Data listing
:::::

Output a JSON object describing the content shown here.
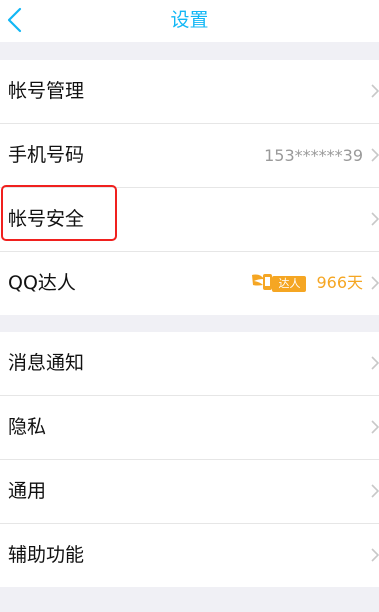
{
  "header": {
    "title": "设置"
  },
  "group1": [
    {
      "label": "帐号管理",
      "value": ""
    },
    {
      "label": "手机号码",
      "value": "153******39"
    },
    {
      "label": "帐号安全",
      "value": ""
    },
    {
      "label": "QQ达人",
      "badge_tag": "达人",
      "badge_days": "966天"
    }
  ],
  "group2": [
    {
      "label": "消息通知"
    },
    {
      "label": "隐私"
    },
    {
      "label": "通用"
    },
    {
      "label": "辅助功能"
    }
  ],
  "colors": {
    "accent": "#12b7f5",
    "highlight": "#f0201e",
    "badge": "#f5a623"
  }
}
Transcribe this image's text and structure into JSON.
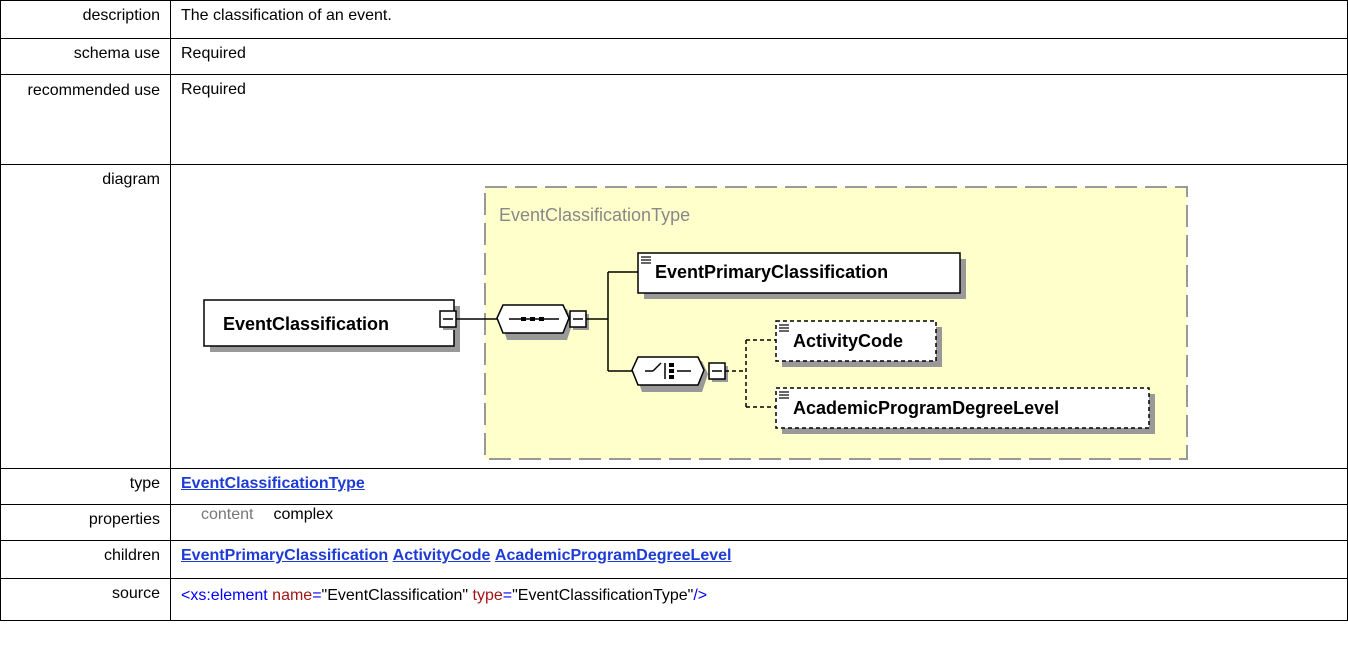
{
  "rows": {
    "description": {
      "label": "description",
      "value": "The classification of an event."
    },
    "schema_use": {
      "label": "schema use",
      "value": "Required"
    },
    "recommended_use": {
      "label": "recommended use",
      "value": "Required"
    },
    "diagram": {
      "label": "diagram",
      "type_box_label": "EventClassificationType",
      "root_element": "EventClassification",
      "child_primary": "EventPrimaryClassification",
      "child_activity": "ActivityCode",
      "child_degree": "AcademicProgramDegreeLevel"
    },
    "type": {
      "label": "type",
      "value": "EventClassificationType"
    },
    "properties": {
      "label": "properties",
      "prop_name": "content",
      "prop_value": "complex"
    },
    "children": {
      "label": "children",
      "items": [
        "EventPrimaryClassification",
        "ActivityCode",
        "AcademicProgramDegreeLevel"
      ]
    },
    "source": {
      "label": "source",
      "open": "<xs:element",
      "attr1_name": "name",
      "eq": "=",
      "attr1_value": "\"EventClassification\"",
      "attr2_name": "type",
      "attr2_value": "\"EventClassificationType\"",
      "close": "/>"
    }
  },
  "colors": {
    "label_gray": "#777777",
    "link_blue": "#1f3bd6",
    "diagram_yellow": "#ffffcc",
    "code_blue": "#0000ff",
    "code_red": "#a31515"
  }
}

:::::

Copy the lines starting at the line that contains "Transcribe this image's" and running to the final line of the entries, inclusive; omit all pictures.

Transcribe this image's text and structure into JSON.
{
  "rows": {
    "description": {
      "label": "description",
      "value": "The classification of an event."
    },
    "schema_use": {
      "label": "schema use",
      "value": "Required"
    },
    "recommended_use": {
      "label": "recommended use",
      "value": "Required"
    },
    "diagram": {
      "label": "diagram",
      "type_box_label": "EventClassificationType",
      "root_element": "EventClassification",
      "child_primary": "EventPrimaryClassification",
      "child_activity": "ActivityCode",
      "child_degree": "AcademicProgramDegreeLevel"
    },
    "type": {
      "label": "type",
      "value": "EventClassificationType"
    },
    "properties": {
      "label": "properties",
      "prop_name": "content",
      "prop_value": "complex"
    },
    "children": {
      "label": "children",
      "items": [
        "EventPrimaryClassification",
        "ActivityCode",
        "AcademicProgramDegreeLevel"
      ]
    },
    "source": {
      "label": "source",
      "open": "<xs:element",
      "attr1_name": "name",
      "eq": "=",
      "attr1_value": "\"EventClassification\"",
      "attr2_name": "type",
      "attr2_value": "\"EventClassificationType\"",
      "close": "/>"
    }
  },
  "colors": {
    "label_gray": "#777777",
    "link_blue": "#1f3bd6",
    "diagram_yellow": "#ffffcc",
    "code_blue": "#0000ff",
    "code_red": "#a31515"
  }
}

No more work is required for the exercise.